Problem to work on: Return each line of the material that contains the string "بنزرت", treating uppercase and lowercase as different.

Provided entries:

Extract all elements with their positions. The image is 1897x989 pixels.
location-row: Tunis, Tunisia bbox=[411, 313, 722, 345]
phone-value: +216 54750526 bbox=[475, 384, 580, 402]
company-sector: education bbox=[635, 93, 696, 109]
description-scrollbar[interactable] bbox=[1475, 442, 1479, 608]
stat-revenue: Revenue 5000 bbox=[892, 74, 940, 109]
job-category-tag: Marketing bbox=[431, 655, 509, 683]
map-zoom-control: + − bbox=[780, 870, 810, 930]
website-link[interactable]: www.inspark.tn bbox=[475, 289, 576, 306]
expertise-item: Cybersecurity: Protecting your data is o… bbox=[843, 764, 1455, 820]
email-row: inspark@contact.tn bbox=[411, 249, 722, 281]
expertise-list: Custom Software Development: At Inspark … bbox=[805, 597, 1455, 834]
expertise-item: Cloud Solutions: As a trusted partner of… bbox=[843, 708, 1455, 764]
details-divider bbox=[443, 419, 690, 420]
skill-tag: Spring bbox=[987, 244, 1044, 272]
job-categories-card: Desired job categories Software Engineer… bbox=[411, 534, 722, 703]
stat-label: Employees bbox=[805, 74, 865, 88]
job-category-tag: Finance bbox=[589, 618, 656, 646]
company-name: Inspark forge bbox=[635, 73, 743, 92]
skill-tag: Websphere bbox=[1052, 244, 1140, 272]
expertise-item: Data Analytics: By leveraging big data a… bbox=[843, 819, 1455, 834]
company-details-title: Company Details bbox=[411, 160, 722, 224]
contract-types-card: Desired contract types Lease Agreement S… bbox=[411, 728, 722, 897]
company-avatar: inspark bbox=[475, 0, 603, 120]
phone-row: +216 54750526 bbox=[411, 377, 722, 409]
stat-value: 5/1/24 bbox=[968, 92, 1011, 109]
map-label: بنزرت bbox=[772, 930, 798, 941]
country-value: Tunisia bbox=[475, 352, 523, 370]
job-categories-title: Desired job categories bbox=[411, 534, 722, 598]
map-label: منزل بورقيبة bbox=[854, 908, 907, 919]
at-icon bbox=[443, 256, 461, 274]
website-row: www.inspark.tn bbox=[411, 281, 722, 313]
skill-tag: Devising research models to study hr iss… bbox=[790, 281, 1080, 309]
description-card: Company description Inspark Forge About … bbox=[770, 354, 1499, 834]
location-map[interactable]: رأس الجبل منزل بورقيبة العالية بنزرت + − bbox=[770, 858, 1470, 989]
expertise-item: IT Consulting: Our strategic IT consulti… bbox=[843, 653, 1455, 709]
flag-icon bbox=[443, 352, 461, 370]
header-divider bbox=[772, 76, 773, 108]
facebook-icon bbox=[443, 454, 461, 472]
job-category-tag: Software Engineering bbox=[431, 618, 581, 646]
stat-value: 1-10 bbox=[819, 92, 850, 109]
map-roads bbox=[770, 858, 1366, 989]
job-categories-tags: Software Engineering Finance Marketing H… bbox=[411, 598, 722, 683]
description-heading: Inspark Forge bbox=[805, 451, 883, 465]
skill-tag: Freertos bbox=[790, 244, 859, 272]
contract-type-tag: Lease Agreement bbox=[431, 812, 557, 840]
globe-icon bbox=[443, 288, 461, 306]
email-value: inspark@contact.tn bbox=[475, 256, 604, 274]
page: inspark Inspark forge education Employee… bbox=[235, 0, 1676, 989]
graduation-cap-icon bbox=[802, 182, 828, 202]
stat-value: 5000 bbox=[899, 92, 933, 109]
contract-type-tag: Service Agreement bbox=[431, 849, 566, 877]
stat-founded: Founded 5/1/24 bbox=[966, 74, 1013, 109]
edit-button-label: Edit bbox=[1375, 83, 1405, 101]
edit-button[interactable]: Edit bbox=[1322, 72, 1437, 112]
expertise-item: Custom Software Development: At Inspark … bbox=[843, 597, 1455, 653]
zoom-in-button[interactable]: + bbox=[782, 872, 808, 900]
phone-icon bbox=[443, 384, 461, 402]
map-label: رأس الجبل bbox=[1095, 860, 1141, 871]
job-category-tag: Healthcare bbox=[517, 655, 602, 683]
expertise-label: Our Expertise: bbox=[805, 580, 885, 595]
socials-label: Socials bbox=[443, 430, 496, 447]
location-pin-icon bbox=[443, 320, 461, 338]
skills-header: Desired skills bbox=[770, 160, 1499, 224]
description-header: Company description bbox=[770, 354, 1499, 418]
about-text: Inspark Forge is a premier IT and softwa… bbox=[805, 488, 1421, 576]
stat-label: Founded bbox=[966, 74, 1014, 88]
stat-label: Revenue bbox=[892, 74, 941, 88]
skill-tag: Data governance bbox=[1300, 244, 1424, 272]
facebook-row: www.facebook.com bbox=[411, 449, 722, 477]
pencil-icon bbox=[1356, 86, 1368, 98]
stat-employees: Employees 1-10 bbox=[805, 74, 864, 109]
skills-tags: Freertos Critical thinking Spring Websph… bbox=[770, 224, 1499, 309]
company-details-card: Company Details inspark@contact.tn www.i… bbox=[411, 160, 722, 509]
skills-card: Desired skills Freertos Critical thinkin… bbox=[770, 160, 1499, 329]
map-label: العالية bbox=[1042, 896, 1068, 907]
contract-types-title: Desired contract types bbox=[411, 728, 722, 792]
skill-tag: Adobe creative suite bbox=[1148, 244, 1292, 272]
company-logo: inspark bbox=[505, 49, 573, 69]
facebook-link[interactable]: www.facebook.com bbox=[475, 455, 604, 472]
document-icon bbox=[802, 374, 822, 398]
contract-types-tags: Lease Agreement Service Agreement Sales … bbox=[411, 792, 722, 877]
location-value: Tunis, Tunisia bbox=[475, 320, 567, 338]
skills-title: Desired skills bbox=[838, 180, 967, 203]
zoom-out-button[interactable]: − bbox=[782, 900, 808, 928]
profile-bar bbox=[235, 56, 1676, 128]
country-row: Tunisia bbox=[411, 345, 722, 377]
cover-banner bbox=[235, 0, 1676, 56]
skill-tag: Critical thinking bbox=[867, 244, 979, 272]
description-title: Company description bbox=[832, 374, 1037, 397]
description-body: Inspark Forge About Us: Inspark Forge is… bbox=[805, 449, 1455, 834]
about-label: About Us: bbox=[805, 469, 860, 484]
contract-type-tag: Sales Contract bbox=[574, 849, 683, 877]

Task output:
map-label: بنزرت bbox=[772, 930, 798, 941]
location-map[interactable]: رأس الجبل منزل بورقيبة العالية بنزرت + − bbox=[770, 858, 1470, 989]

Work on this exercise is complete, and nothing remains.